■ **Input material**:
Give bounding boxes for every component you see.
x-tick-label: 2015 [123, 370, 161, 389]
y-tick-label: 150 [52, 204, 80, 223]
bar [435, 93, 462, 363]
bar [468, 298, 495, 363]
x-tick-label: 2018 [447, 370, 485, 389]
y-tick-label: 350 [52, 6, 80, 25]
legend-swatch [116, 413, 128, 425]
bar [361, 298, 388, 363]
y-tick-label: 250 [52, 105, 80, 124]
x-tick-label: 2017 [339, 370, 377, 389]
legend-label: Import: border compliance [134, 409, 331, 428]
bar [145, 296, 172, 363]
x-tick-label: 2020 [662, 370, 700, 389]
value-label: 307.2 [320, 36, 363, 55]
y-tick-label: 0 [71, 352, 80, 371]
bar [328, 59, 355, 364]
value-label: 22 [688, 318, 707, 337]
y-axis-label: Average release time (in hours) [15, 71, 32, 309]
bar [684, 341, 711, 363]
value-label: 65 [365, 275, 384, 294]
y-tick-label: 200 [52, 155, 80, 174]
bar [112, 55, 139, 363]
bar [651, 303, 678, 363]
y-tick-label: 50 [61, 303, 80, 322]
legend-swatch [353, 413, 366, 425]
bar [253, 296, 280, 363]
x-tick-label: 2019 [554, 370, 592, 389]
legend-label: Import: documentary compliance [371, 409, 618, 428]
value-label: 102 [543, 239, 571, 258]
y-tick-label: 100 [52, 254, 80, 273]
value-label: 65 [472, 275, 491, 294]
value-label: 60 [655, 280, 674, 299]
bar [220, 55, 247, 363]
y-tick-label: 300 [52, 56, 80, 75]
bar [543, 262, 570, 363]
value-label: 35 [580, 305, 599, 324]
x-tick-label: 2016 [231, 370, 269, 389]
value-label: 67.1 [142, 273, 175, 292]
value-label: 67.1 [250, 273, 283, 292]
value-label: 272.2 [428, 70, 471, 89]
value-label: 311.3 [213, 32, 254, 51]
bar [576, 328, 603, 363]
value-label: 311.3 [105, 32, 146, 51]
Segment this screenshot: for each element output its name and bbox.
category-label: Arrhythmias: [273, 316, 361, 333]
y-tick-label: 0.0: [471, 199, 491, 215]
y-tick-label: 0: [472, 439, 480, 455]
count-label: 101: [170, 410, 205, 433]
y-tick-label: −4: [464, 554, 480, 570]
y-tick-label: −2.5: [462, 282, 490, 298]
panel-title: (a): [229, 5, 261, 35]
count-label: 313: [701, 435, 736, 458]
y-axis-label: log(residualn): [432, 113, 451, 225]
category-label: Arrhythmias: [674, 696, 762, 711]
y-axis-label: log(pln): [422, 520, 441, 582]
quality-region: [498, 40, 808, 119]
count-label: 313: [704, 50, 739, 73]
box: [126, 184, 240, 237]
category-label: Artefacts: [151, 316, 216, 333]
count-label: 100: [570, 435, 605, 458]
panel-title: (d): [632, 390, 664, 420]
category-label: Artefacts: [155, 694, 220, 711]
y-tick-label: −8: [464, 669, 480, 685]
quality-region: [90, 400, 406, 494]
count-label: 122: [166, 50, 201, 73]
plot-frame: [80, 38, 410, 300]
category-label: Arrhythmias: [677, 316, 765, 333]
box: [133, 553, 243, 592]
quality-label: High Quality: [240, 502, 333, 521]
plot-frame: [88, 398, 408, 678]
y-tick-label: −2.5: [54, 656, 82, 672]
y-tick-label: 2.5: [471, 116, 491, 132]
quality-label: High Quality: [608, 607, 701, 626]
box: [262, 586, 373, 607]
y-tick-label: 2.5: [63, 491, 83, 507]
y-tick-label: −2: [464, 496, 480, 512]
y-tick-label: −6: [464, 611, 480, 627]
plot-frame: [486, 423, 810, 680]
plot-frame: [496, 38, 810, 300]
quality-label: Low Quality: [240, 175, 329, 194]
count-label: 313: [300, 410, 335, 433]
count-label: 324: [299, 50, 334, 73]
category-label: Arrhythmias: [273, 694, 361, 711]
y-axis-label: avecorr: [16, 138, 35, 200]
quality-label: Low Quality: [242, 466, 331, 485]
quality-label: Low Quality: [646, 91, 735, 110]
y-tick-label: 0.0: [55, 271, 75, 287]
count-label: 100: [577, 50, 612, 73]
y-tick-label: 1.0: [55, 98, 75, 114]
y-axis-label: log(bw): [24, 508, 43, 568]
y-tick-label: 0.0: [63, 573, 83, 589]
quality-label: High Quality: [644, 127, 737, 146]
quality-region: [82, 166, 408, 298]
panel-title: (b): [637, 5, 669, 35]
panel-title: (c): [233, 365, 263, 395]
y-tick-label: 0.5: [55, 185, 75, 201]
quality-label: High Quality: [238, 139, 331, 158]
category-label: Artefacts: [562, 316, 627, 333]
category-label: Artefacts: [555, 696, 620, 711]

■ **Written problem**:
Starting at the beginning of the data and ending at the line that contains "y-axis-label: Average release", write those lines out again, swapping "x-tick-label" for "x-axis-tick" and leaving everything else unchanged.

■ **Solved problem**:
Give bounding boxes for every component you see.
x-axis-tick: 2015 [123, 370, 161, 389]
y-tick-label: 150 [52, 204, 80, 223]
bar [435, 93, 462, 363]
bar [468, 298, 495, 363]
x-axis-tick: 2018 [447, 370, 485, 389]
y-tick-label: 350 [52, 6, 80, 25]
legend-swatch [116, 413, 128, 425]
bar [361, 298, 388, 363]
y-tick-label: 250 [52, 105, 80, 124]
x-axis-tick: 2017 [339, 370, 377, 389]
legend-label: Import: border compliance [134, 409, 331, 428]
bar [145, 296, 172, 363]
x-axis-tick: 2020 [662, 370, 700, 389]
value-label: 307.2 [320, 36, 363, 55]
y-tick-label: 0 [71, 352, 80, 371]
bar [328, 59, 355, 364]
value-label: 22 [688, 318, 707, 337]
y-axis-label: Average release time (in hours) [15, 71, 32, 309]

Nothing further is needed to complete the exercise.